Stored records
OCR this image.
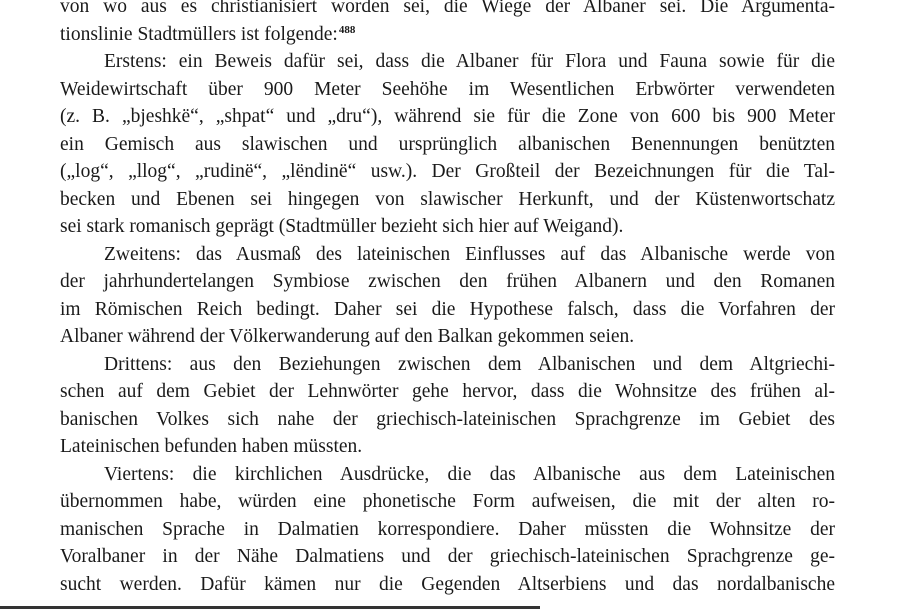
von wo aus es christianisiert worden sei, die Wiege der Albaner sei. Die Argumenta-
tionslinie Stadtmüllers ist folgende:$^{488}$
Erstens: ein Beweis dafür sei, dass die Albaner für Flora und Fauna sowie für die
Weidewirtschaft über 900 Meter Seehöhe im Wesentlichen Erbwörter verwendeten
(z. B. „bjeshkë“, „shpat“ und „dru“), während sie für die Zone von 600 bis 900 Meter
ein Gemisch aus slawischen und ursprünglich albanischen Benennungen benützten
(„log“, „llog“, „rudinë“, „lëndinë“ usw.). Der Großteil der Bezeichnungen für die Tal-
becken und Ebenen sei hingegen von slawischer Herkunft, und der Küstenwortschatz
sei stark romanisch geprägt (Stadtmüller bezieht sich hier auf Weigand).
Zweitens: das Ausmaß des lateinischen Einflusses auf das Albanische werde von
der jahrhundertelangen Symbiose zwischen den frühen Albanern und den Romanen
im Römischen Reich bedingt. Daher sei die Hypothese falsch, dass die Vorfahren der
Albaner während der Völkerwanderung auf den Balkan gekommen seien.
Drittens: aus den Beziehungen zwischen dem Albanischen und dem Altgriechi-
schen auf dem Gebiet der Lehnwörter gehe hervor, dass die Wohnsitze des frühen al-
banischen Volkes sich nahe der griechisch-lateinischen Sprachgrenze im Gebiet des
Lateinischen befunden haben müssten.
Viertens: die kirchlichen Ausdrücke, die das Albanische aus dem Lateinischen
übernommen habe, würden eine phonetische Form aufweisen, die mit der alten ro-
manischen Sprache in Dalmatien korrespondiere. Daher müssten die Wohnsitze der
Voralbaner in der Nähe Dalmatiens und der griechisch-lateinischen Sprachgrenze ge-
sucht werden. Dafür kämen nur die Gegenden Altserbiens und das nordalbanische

...

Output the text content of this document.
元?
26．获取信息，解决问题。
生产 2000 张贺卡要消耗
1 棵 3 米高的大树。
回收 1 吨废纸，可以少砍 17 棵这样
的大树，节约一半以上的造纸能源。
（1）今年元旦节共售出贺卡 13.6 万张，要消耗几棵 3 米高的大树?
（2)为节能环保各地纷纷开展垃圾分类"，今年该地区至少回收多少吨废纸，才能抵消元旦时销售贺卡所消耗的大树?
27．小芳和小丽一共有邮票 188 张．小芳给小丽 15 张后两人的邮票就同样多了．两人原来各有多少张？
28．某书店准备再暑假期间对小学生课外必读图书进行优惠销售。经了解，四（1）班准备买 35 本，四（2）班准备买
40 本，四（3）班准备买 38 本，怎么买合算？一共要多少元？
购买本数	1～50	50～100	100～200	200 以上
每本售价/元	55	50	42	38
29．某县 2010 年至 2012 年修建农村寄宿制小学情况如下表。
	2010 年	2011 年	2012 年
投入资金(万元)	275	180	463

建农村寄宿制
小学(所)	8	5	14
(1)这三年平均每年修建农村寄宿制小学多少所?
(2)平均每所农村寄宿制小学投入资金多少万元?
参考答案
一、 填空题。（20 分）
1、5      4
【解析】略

--

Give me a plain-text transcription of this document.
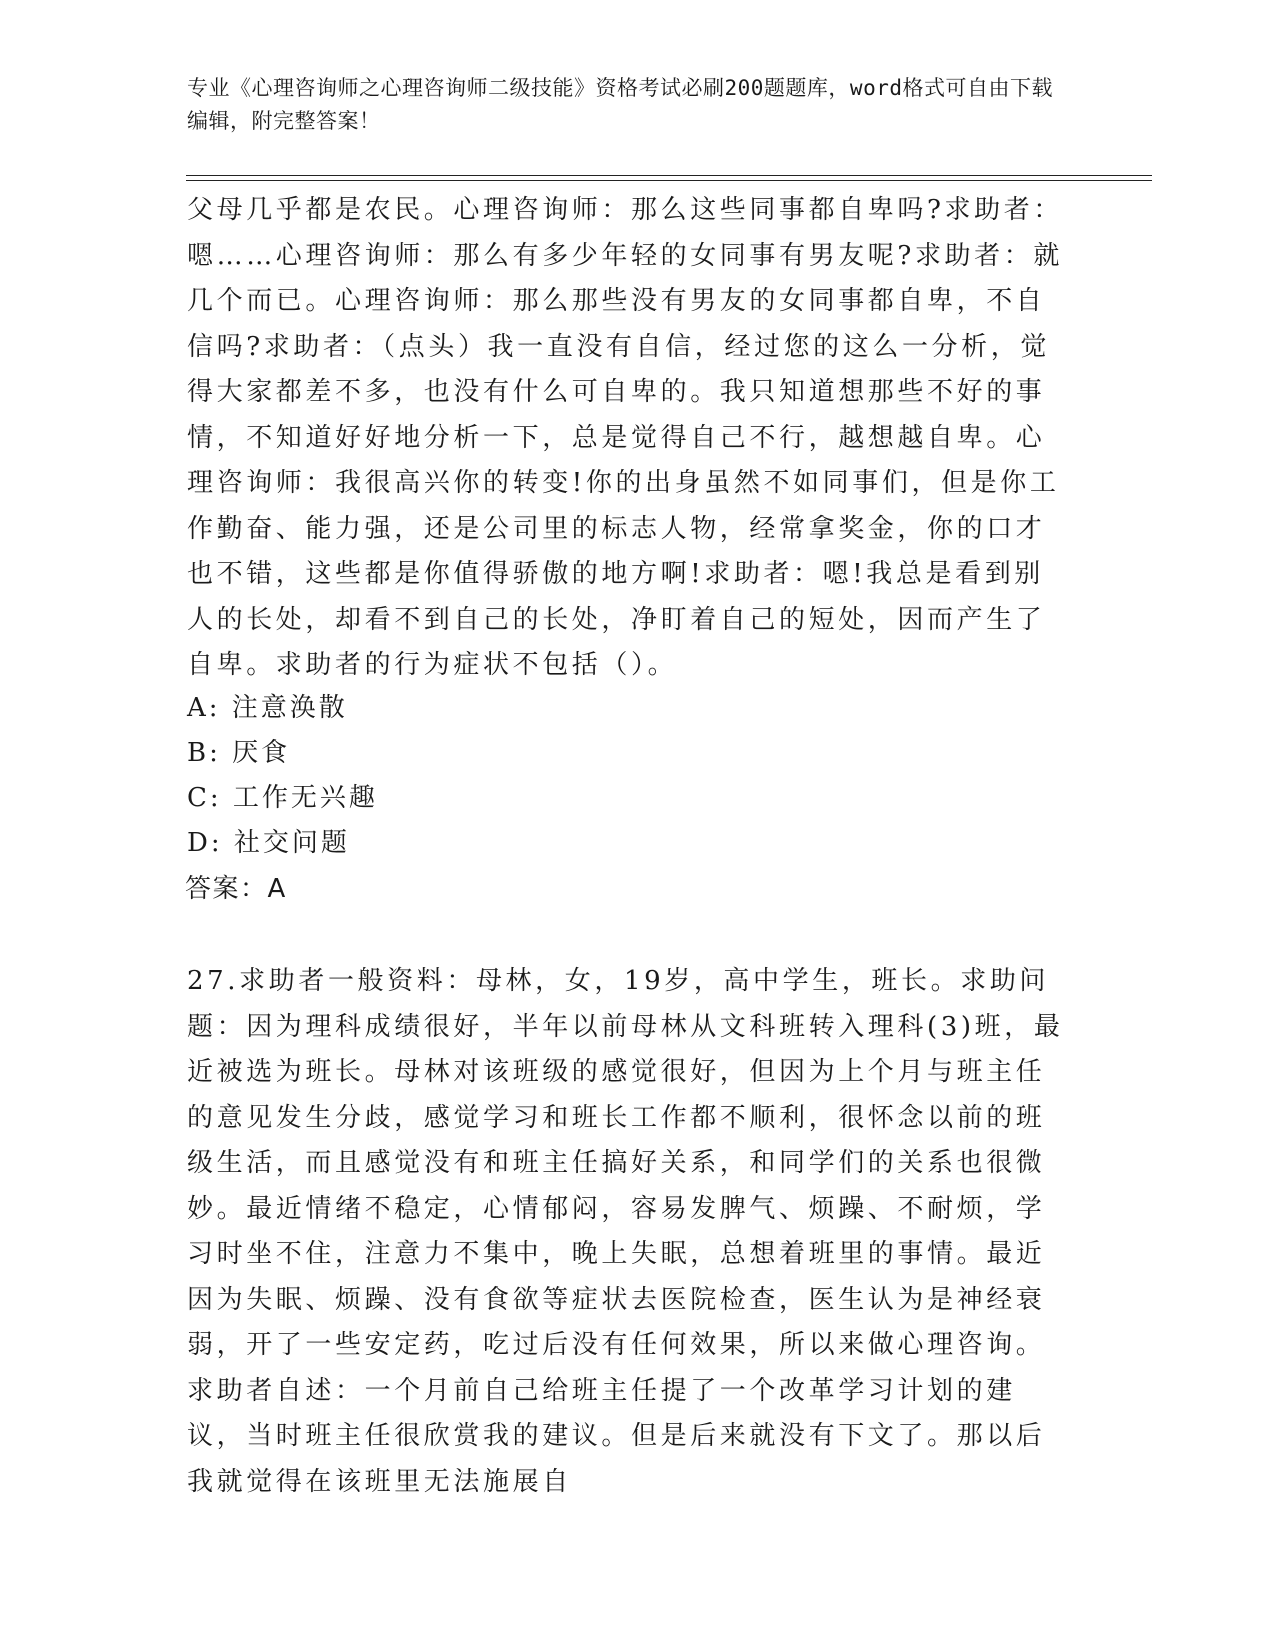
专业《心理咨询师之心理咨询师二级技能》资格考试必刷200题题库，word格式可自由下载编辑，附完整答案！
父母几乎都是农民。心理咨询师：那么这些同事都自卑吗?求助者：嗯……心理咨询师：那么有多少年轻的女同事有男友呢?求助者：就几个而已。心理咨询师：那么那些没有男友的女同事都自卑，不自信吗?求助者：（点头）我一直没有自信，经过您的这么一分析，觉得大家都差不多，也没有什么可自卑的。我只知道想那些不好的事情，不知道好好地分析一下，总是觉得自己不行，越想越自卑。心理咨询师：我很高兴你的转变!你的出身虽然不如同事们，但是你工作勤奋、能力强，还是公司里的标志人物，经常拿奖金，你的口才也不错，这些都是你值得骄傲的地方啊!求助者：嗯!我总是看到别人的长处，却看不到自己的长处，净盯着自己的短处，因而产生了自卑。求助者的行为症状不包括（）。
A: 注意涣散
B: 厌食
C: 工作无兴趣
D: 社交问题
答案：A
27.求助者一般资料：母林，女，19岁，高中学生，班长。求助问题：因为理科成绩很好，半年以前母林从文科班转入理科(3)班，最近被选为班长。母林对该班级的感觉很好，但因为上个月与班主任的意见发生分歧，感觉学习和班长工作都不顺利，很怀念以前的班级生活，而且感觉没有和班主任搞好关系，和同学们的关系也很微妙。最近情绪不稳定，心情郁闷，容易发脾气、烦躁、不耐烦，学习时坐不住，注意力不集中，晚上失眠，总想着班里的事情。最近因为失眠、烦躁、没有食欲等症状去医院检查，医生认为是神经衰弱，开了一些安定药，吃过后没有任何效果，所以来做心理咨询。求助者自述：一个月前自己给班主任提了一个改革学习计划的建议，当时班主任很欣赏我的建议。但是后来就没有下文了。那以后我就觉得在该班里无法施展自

TASK INSTRUCTIONS »
Of the lines in this material, state how many hold the string "während". Write no other words.

ANSWER TO THIS EXERCISE »
2